## Start

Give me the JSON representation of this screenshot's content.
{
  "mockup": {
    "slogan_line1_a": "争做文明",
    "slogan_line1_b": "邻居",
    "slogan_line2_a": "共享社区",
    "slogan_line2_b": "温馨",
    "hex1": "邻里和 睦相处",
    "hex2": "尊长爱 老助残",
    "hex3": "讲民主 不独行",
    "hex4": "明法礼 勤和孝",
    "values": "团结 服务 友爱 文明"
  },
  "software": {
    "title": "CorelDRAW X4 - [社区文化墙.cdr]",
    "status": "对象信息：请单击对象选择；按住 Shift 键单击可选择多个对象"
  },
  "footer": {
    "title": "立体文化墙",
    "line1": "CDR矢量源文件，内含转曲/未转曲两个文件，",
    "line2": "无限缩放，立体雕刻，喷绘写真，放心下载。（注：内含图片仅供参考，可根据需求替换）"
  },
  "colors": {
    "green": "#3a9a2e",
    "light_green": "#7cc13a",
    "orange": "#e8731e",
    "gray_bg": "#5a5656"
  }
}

## End

## Problem statement
Extract every record and return it verbatim.

## Written solution
Give me the JSON representation of this screenshot's content.
{
  "mockup": {
    "slogan_line1_a": "争做文明",
    "slogan_line1_b": "邻居",
    "slogan_line2_a": "共享社区",
    "slogan_line2_b": "温馨",
    "hex1": "邻里和 睦相处",
    "hex2": "尊长爱 老助残",
    "hex3": "讲民主 不独行",
    "hex4": "明法礼 勤和孝",
    "values": "团结 服务 友爱 文明"
  },
  "software": {
    "title": "CorelDRAW X4 - [社区文化墙.cdr]",
    "status": "对象信息：请单击对象选择；按住 Shift 键单击可选择多个对象"
  },
  "footer": {
    "title": "立体文化墙",
    "line1": "CDR矢量源文件，内含转曲/未转曲两个文件，",
    "line2": "无限缩放，立体雕刻，喷绘写真，放心下载。（注：内含图片仅供参考，可根据需求替换）"
  },
  "colors": {
    "green": "#3a9a2e",
    "light_green": "#7cc13a",
    "orange": "#e8731e",
    "gray_bg": "#5a5656"
  }
}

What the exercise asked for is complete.